• What is expected: Report the count of lines where the string "this" appears, and nothing else.

• Supplied records:
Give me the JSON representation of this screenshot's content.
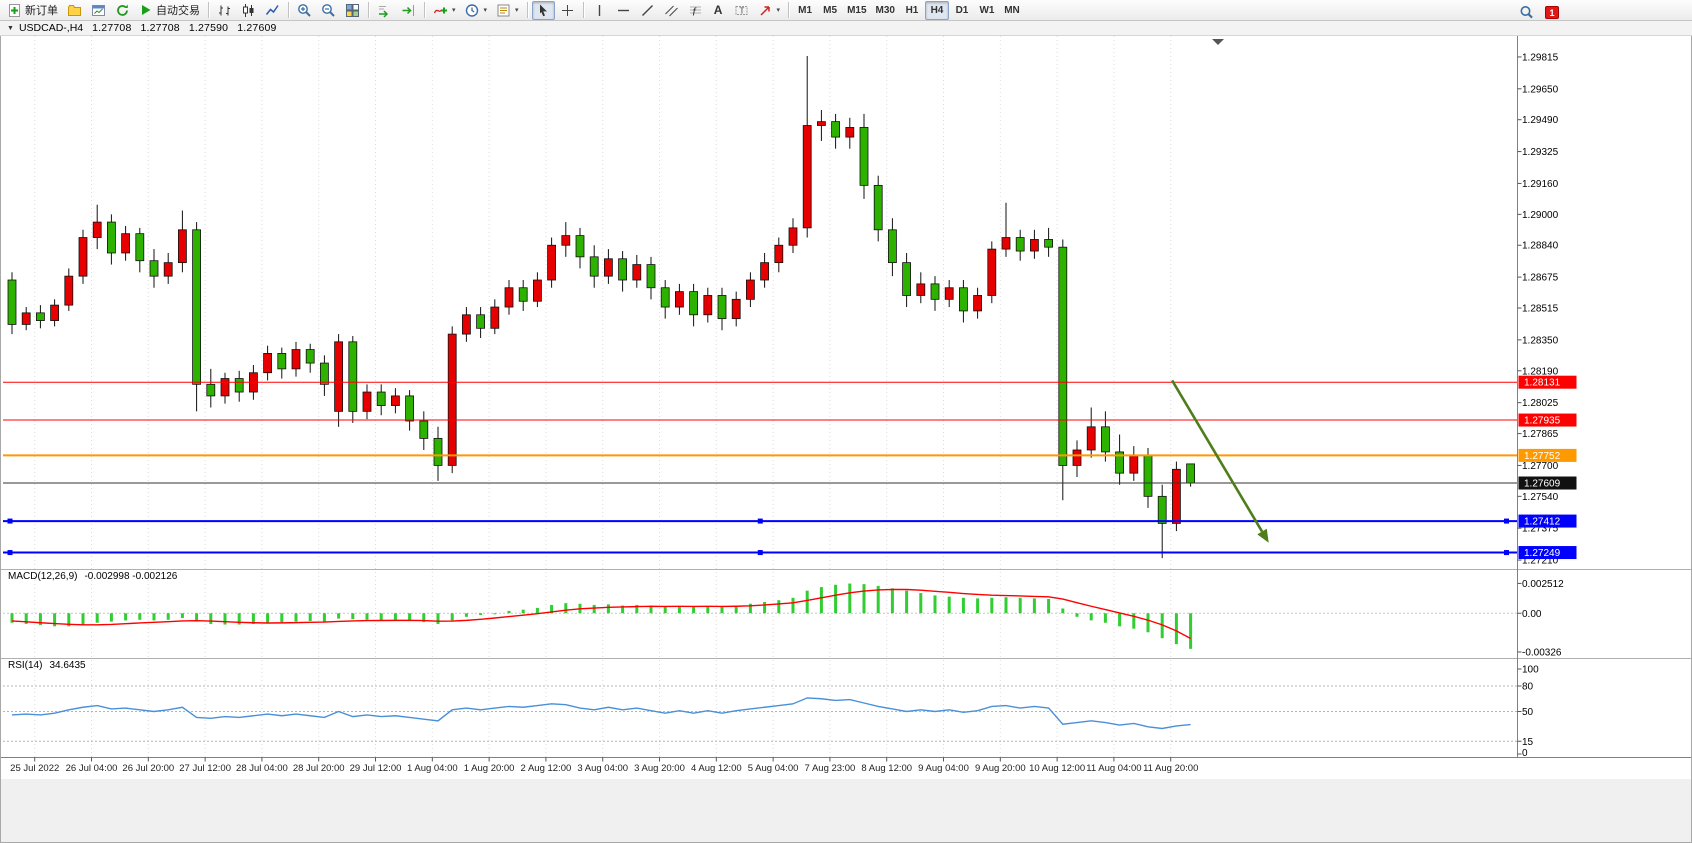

==

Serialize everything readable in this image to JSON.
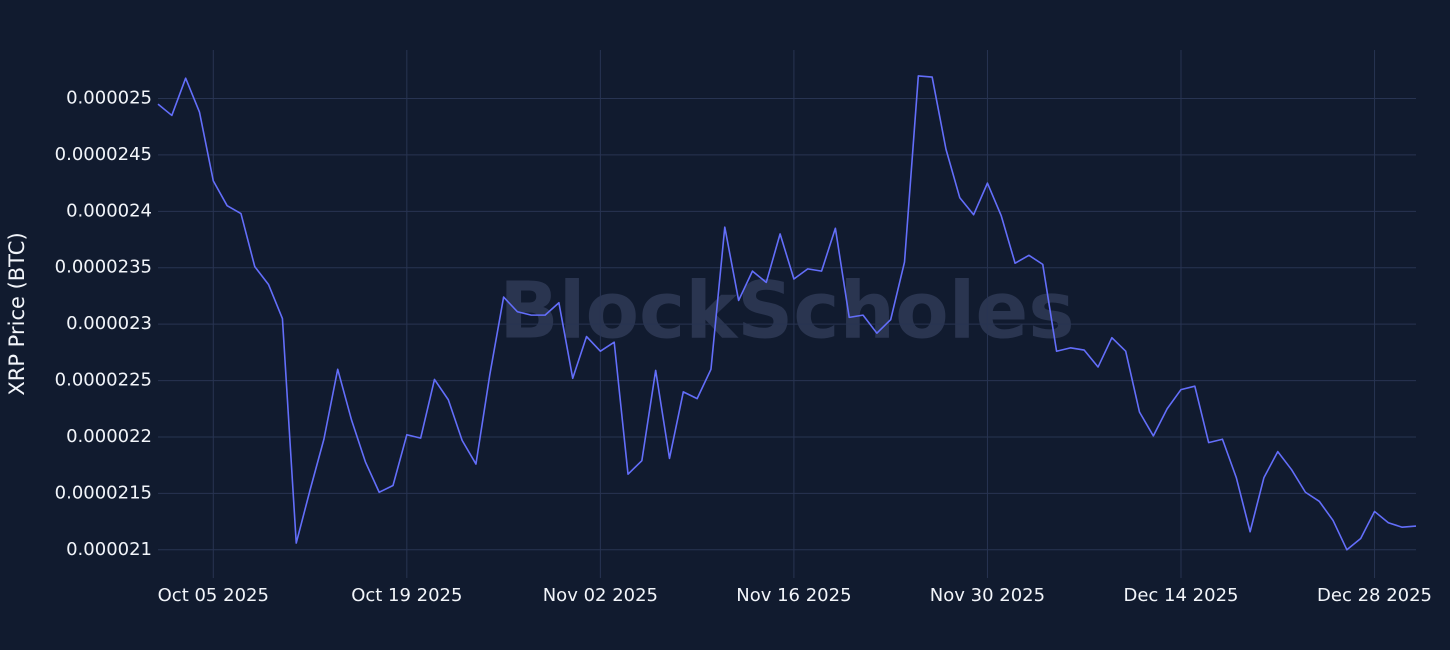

* * *

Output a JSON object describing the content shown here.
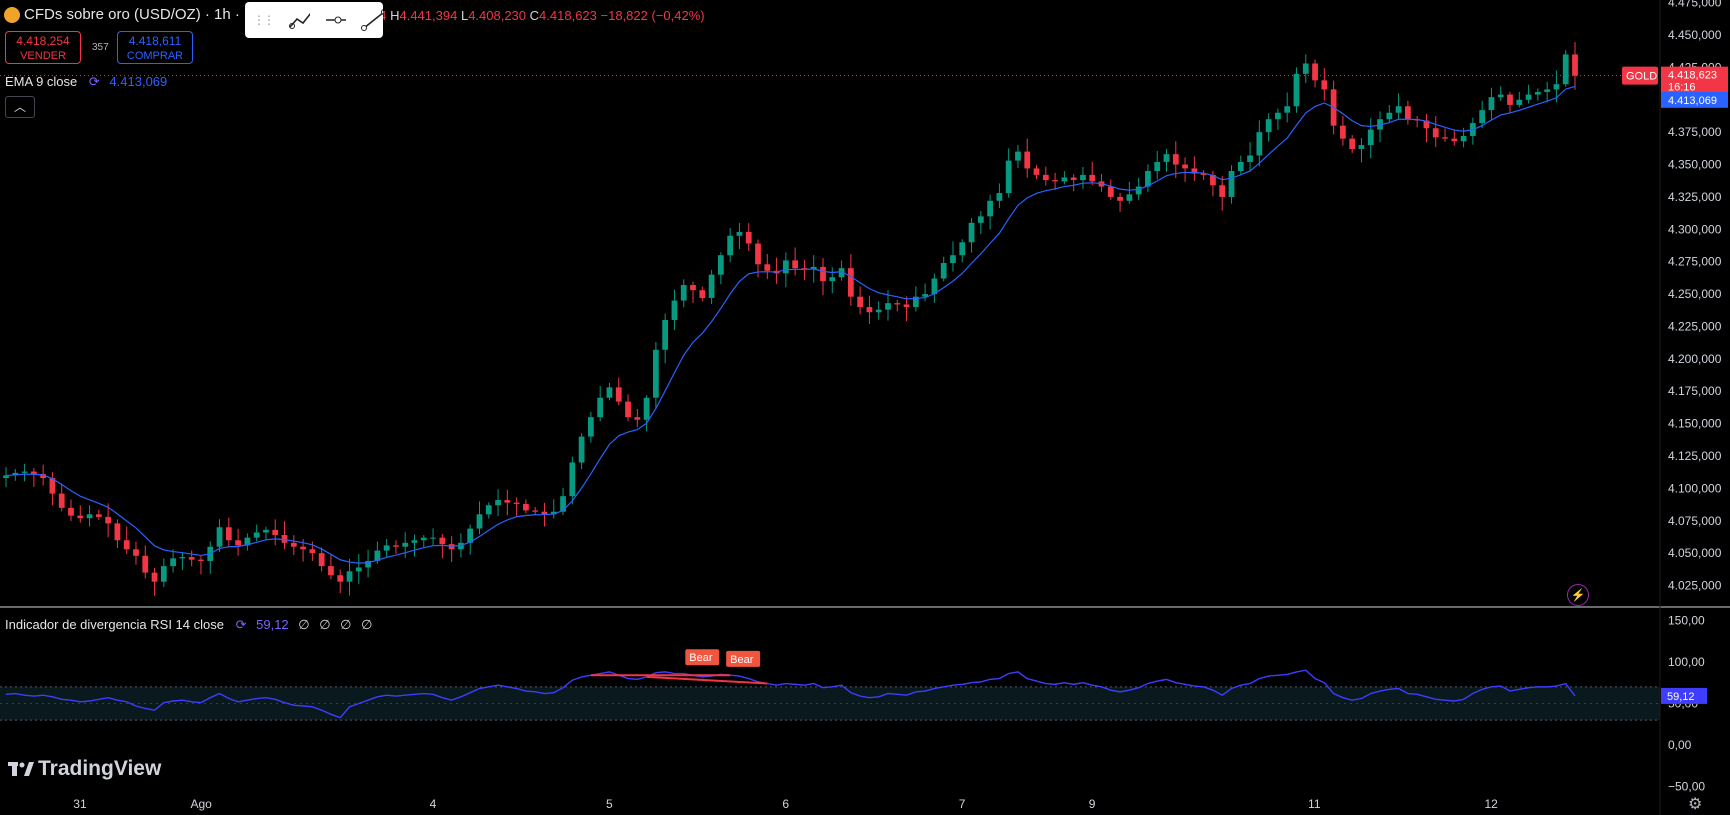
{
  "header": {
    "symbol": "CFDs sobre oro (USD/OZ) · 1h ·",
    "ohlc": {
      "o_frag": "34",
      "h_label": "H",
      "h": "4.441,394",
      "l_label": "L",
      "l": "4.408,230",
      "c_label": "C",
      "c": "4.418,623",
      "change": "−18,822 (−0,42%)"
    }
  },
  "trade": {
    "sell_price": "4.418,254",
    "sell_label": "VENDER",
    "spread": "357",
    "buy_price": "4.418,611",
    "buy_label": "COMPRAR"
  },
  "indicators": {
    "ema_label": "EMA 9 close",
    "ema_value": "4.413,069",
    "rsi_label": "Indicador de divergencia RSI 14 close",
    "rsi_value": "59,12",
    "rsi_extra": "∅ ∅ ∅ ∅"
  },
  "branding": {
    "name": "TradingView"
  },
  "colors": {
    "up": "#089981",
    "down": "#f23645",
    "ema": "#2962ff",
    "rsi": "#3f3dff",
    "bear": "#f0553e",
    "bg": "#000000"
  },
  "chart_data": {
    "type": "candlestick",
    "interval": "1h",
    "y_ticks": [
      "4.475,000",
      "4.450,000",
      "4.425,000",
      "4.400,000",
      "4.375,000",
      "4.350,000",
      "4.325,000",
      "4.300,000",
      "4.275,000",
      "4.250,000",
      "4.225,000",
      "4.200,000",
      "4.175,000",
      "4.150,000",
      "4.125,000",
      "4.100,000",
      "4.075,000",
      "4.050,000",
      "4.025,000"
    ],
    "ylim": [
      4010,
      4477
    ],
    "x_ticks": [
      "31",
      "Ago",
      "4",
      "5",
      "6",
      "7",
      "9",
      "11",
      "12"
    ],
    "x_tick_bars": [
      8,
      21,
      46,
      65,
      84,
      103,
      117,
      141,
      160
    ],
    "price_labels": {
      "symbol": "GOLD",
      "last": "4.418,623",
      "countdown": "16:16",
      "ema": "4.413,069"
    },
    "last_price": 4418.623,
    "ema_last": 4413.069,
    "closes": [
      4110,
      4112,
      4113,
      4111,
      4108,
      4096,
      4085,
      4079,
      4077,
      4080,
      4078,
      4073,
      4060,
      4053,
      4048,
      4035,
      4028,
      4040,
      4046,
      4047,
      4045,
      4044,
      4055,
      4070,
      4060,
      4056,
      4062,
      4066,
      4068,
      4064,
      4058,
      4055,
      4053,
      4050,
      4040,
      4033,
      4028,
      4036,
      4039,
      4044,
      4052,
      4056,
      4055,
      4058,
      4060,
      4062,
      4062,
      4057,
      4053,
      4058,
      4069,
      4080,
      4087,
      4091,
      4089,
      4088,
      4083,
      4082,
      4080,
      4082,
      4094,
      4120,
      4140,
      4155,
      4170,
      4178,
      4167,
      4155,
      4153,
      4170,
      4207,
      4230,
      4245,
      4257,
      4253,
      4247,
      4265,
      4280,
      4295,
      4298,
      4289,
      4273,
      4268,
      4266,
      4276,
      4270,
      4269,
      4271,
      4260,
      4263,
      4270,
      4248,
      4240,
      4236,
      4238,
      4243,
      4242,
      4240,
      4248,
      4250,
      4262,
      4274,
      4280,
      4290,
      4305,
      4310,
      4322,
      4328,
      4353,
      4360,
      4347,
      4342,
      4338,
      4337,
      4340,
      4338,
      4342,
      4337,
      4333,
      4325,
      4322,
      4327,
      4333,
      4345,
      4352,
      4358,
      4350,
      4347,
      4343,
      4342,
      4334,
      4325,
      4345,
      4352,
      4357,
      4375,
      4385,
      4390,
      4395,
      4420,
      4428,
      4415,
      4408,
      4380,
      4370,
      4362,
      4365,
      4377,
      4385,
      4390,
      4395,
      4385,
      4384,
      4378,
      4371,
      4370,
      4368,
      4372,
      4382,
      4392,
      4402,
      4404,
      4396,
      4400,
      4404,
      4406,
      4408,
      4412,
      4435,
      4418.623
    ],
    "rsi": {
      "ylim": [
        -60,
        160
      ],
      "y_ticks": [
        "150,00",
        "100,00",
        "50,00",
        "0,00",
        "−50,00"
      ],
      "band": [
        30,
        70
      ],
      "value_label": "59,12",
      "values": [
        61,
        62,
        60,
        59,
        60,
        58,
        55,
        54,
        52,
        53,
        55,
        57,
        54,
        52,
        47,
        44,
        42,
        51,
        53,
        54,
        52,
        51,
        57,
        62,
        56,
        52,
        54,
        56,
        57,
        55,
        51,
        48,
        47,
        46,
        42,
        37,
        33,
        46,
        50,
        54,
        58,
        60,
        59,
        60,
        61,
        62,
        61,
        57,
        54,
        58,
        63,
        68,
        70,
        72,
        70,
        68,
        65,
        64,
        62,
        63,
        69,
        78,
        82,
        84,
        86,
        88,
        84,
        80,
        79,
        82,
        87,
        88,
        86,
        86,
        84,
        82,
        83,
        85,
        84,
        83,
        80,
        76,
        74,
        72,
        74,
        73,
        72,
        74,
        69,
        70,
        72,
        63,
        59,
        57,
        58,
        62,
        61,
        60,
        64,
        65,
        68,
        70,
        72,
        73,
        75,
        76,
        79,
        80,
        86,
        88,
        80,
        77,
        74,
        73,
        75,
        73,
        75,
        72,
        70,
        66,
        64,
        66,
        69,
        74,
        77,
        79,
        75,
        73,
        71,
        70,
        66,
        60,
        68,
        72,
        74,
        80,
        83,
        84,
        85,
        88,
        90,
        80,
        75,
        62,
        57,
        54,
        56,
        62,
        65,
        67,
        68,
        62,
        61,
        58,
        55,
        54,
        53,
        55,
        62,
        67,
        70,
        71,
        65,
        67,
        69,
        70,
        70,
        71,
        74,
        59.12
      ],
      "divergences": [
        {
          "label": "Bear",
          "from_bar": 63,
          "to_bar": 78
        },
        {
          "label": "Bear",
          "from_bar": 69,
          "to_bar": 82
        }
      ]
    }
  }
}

• Result below: 2